[Problema breve 1] En el texto para leer, ¿de qué profeta es la lectura que aparece?

La alegría verdadera se puede encontrar: el manantial es Cristo,

en el que creemos y al que amamos con nuestra fe débil pero sincera,

a pesar de nuestra fragilidad.

BENEDICTO XVI

 

Oración Colecta: Dios nuestro, que por la humillación de tu Hijo levantaste a la humanidad caída; concédenos una santa alegría, para que liberados de la servidumbre del pecado, alcancemos la felicidad que no tiene fin. Por nuestro Señor Jesucristo tu Hijo, que vive y reina contigo en la unidad del Espíritu Santo y es Dios por los siglos de los siglos.

 

Del profeta Zacarías 9, 9-10

Así habla el Señor: ¡Alégrate mucho, hija de Sión! ¡Grita de júbilo, hija de Jerusalén! Mira que tu Rey viene hacia ti; él es justo y victorioso, es humilde y está montado sobre un asno, sobre la cría de un asna. Él suprimirá los carros de Efraím y los caballos de Jerusalén; el arco de guerra será suprimido y proclamará la paz a las naciones. Su dominio se extenderá de un mar hasta el otro, y desde el Río hasta los confines de la tierra.

 

Salmo responsorial: Sal 144,1-2.8-11.13c-14

R/ Bendeciré tu nombre eternamente, Dios mío, el único Rey.

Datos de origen
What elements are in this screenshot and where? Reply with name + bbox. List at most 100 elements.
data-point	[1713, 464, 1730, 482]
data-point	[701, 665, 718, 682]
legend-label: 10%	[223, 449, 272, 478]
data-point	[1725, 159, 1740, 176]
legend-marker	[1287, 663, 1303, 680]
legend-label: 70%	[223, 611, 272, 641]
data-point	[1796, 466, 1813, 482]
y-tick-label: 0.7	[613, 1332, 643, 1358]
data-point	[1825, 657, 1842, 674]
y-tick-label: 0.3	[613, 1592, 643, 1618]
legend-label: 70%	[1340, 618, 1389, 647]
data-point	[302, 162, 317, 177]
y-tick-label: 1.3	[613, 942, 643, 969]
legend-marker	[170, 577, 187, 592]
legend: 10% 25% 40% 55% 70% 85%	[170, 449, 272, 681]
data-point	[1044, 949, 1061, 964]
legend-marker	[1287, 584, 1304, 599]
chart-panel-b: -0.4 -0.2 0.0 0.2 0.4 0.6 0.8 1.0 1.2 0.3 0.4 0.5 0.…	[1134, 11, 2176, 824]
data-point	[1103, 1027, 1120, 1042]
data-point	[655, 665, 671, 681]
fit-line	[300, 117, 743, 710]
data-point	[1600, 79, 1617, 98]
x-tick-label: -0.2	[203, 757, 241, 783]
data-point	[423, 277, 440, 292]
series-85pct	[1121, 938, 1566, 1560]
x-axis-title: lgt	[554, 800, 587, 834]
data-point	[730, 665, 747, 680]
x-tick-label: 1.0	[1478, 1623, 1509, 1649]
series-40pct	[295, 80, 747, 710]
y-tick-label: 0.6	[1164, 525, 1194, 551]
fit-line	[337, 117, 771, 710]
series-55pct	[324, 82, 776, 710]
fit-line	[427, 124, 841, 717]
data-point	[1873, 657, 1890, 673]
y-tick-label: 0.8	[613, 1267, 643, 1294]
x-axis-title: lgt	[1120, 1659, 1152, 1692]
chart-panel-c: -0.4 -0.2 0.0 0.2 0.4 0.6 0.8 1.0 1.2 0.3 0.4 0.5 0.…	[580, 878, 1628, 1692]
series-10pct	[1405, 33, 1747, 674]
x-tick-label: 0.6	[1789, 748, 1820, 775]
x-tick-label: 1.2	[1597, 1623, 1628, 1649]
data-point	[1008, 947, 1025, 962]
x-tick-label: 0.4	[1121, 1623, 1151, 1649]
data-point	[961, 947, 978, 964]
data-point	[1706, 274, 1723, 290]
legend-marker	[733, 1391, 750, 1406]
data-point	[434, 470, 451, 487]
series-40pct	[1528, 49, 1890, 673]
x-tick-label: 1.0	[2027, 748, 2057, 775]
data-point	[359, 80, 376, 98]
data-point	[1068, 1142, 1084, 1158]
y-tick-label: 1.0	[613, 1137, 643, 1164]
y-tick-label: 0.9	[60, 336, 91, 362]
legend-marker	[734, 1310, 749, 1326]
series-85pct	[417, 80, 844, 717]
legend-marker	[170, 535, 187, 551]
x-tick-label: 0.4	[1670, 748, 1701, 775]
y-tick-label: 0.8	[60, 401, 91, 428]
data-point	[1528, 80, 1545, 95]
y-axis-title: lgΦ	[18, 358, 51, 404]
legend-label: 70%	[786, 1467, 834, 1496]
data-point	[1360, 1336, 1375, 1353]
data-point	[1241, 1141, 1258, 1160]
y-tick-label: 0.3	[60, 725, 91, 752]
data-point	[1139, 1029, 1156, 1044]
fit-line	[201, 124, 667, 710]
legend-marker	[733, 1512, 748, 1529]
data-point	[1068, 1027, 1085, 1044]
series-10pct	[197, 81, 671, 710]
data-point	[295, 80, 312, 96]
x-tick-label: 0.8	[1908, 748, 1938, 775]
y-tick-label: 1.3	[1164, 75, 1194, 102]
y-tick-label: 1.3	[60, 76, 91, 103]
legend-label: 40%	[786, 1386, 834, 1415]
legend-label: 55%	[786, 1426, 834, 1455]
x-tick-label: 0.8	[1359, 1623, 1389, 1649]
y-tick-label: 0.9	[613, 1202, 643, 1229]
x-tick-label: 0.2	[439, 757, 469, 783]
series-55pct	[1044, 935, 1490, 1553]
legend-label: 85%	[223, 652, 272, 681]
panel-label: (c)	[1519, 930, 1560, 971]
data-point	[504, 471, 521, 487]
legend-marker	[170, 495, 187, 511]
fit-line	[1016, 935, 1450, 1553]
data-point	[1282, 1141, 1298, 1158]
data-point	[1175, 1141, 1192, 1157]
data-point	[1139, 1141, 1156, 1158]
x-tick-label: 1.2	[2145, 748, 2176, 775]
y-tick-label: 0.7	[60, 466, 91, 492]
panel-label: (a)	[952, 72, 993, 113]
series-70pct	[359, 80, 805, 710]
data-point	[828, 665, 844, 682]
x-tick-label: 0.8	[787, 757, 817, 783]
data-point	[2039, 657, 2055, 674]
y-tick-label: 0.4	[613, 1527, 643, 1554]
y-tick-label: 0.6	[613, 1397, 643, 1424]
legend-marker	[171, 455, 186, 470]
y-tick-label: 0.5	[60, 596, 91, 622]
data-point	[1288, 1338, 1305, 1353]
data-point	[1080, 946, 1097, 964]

[Problema breve 2] Vuelve a escribir las filas de los datos desde la primera hasta la fila con "657, 1842, 674]", incluida esta, poniendo "legend-text" donde diga "legend-label". Lo demás debe quedar igual.

[Resultado 1] Del profeta Zacarías.

[Resultado 2]
What elements are in this screenshot and where? Reply with name + bbox. List at most 100 elements.
data-point	[1713, 464, 1730, 482]
data-point	[701, 665, 718, 682]
legend-text: 10%	[223, 449, 272, 478]
data-point	[1725, 159, 1740, 176]
legend-marker	[1287, 663, 1303, 680]
legend-text: 70%	[223, 611, 272, 641]
data-point	[1796, 466, 1813, 482]
y-tick-label: 0.7	[613, 1332, 643, 1358]
data-point	[1825, 657, 1842, 674]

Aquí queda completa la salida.